# Short problem
Keep the pictures out of the copy and print all the entries below exactly.

-------- Stored records

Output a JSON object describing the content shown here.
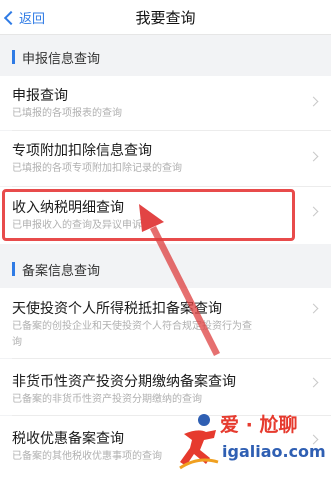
{
  "nav": {
    "back_label": "返回",
    "title": "我要查询"
  },
  "sections": [
    {
      "title": "申报信息查询",
      "items": [
        {
          "title": "申报查询",
          "subtitle": "已填报的各项报表的查询"
        },
        {
          "title": "专项附加扣除信息查询",
          "subtitle": "已填报的各项专项附加扣除记录的查询"
        },
        {
          "title": "收入纳税明细查询",
          "subtitle": "已申报收入的查询及异议申诉"
        }
      ]
    },
    {
      "title": "备案信息查询",
      "items": [
        {
          "title": "天使投资个人所得税抵扣备案查询",
          "subtitle_line1": "已备案的创投企业和天使投资个人符合规定投资行为查",
          "subtitle_line2": "询"
        },
        {
          "title": "非货币性资产投资分期缴纳备案查询",
          "subtitle": "已备案的非货币性资产投资分期缴纳的查询"
        },
        {
          "title": "税收优惠备案查询",
          "subtitle": "已备案的其他税收优惠事项的查询"
        }
      ]
    }
  ],
  "watermark": {
    "brand": "爱 · 尬聊",
    "domain": "igaliao.com"
  },
  "colors": {
    "accent": "#2f7be5",
    "highlight": "#e84b4b",
    "watermark_red": "#e63a2e",
    "watermark_blue": "#2f5fb3"
  }
}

----------------

# Task result
Output a JSON object describing the content shown here.
{
  "nav": {
    "back_label": "返回",
    "title": "我要查询"
  },
  "sections": [
    {
      "title": "申报信息查询",
      "items": [
        {
          "title": "申报查询",
          "subtitle": "已填报的各项报表的查询"
        },
        {
          "title": "专项附加扣除信息查询",
          "subtitle": "已填报的各项专项附加扣除记录的查询"
        },
        {
          "title": "收入纳税明细查询",
          "subtitle": "已申报收入的查询及异议申诉"
        }
      ]
    },
    {
      "title": "备案信息查询",
      "items": [
        {
          "title": "天使投资个人所得税抵扣备案查询",
          "subtitle_line1": "已备案的创投企业和天使投资个人符合规定投资行为查",
          "subtitle_line2": "询"
        },
        {
          "title": "非货币性资产投资分期缴纳备案查询",
          "subtitle": "已备案的非货币性资产投资分期缴纳的查询"
        },
        {
          "title": "税收优惠备案查询",
          "subtitle": "已备案的其他税收优惠事项的查询"
        }
      ]
    }
  ],
  "watermark": {
    "brand": "爱 · 尬聊",
    "domain": "igaliao.com"
  },
  "colors": {
    "accent": "#2f7be5",
    "highlight": "#e84b4b",
    "watermark_red": "#e63a2e",
    "watermark_blue": "#2f5fb3"
  }
}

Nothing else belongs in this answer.